Problem statement.
Within the listing below, locate all lines containing the word "security". Copy each one.

-- Records to process start --

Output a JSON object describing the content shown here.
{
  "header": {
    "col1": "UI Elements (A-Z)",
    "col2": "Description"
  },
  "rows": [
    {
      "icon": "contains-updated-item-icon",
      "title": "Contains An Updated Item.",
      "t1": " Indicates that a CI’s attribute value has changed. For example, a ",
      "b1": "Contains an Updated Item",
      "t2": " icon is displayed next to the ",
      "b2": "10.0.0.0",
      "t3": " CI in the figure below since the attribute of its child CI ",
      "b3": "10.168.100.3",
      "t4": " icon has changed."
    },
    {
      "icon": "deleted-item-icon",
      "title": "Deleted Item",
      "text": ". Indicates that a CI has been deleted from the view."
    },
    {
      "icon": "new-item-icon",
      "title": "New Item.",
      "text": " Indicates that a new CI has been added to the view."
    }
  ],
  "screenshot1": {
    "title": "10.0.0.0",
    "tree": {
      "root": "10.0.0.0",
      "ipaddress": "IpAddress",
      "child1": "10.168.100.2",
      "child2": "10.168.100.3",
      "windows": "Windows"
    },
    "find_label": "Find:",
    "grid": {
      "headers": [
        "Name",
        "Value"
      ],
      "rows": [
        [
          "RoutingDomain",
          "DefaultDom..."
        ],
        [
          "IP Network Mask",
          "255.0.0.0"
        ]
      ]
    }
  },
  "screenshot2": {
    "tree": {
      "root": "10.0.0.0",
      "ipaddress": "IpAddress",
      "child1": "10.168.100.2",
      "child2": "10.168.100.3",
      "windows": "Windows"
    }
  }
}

-- Records to process end --
-- Records to process start --

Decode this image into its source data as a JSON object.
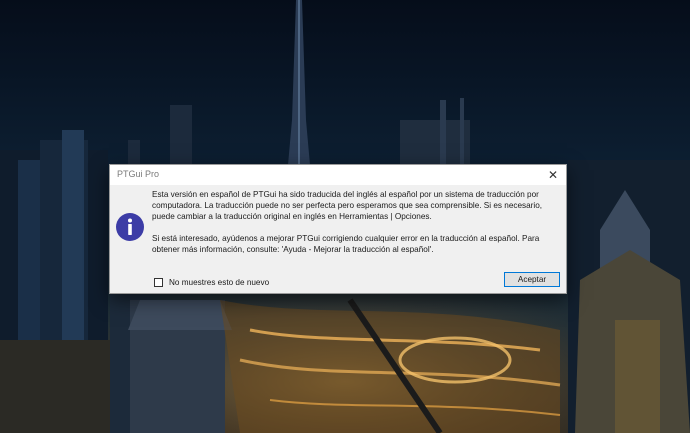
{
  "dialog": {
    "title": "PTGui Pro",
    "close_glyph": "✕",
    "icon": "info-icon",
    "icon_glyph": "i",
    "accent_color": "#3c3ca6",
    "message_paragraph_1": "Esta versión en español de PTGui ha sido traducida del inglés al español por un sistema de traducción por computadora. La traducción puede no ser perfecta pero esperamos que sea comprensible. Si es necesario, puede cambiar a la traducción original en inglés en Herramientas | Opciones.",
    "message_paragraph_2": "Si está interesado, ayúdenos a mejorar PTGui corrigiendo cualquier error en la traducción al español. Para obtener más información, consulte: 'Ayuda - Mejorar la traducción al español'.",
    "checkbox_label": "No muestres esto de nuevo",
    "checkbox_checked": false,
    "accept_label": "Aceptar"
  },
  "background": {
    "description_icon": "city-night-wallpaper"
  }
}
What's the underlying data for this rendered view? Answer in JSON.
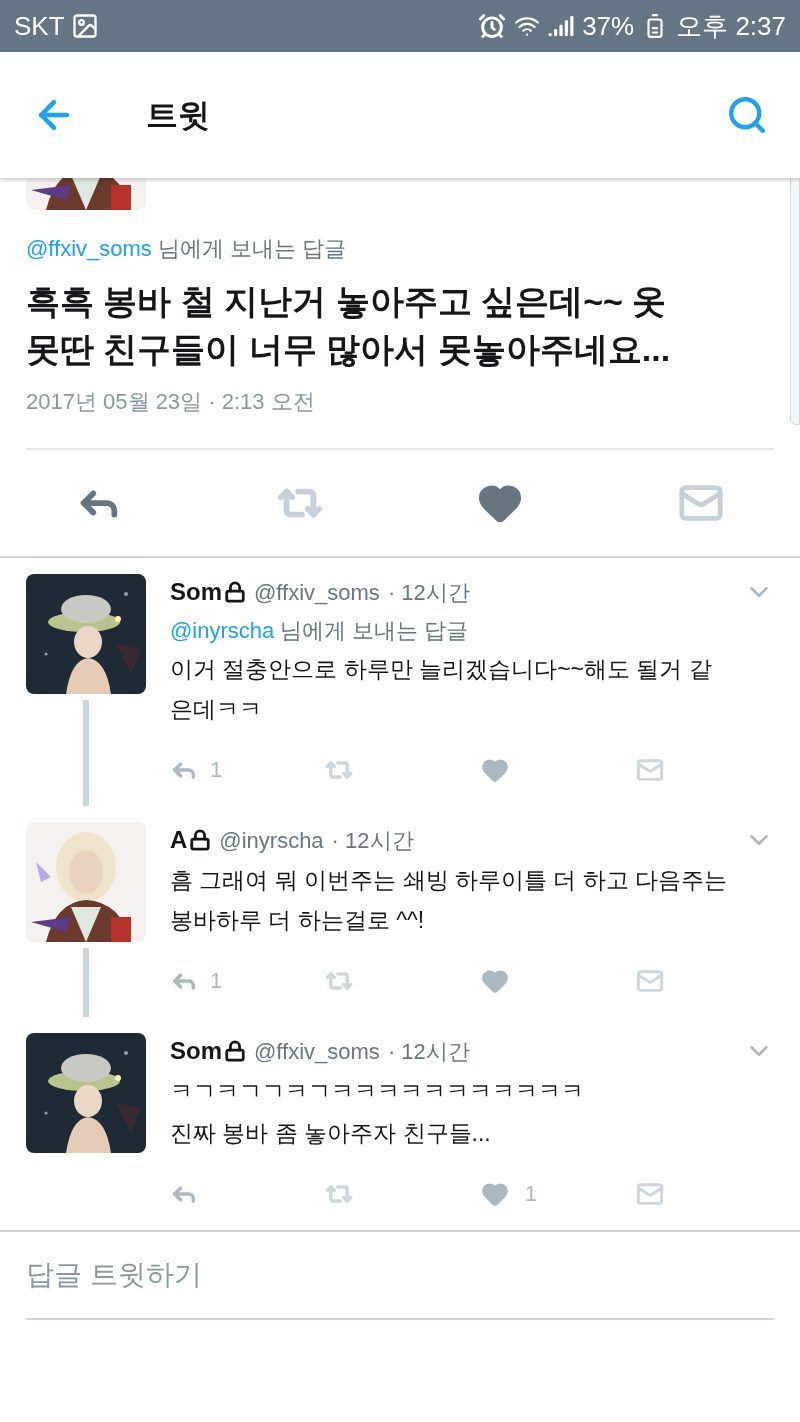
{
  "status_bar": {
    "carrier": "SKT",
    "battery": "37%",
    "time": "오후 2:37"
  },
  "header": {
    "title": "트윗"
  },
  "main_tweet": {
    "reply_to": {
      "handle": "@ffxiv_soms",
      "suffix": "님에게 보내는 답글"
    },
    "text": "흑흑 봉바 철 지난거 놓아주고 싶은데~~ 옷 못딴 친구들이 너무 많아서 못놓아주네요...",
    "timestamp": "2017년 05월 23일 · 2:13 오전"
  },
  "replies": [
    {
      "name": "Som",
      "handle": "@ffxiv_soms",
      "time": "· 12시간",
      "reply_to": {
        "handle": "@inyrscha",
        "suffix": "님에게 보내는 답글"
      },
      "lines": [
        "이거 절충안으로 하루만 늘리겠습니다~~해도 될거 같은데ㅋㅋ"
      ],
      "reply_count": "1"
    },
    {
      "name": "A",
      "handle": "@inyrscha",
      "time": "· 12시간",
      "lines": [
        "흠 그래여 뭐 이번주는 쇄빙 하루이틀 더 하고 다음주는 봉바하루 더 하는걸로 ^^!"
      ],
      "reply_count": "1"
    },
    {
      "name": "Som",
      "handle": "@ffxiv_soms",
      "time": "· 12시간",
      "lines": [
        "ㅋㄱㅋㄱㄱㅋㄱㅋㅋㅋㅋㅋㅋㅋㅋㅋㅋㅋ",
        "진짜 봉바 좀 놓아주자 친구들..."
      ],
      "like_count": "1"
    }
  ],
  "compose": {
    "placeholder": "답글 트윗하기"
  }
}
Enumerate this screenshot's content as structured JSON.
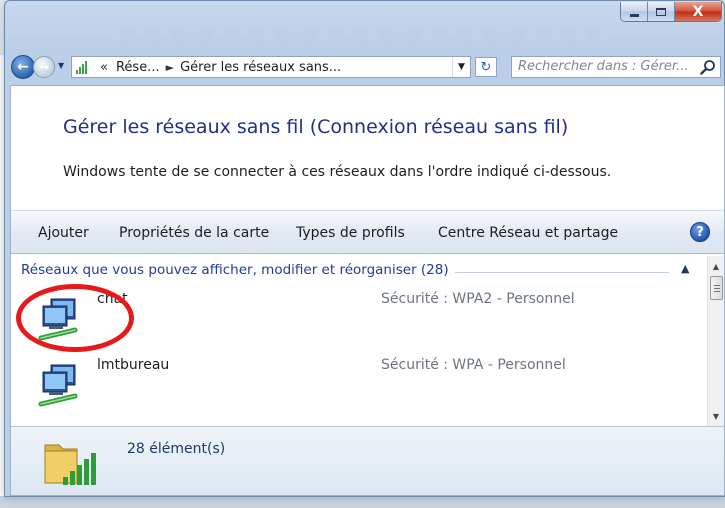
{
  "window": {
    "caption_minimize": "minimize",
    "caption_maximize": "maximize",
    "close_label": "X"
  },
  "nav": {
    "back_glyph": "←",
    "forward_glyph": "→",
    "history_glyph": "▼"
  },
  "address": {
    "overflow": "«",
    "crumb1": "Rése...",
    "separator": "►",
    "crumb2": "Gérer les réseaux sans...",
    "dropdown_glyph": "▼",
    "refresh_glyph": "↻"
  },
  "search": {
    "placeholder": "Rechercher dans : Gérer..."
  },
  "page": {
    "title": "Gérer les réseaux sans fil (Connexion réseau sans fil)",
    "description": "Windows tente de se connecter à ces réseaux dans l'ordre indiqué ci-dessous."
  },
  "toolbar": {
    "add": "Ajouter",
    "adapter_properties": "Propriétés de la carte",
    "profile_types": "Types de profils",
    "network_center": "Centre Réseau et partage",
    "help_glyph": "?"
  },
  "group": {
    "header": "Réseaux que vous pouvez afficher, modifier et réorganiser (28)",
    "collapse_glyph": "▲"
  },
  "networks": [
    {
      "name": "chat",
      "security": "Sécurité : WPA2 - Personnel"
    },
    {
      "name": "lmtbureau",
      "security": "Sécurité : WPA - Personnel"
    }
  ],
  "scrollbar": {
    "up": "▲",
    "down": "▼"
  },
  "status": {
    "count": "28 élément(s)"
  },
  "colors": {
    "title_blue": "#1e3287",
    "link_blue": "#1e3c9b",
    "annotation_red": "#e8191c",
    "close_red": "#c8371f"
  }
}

-- Records to process end --

Task answer.
      "security": "Sécurité : WPA2 - Personnel"
      "security": "Sécurité : WPA - Personnel"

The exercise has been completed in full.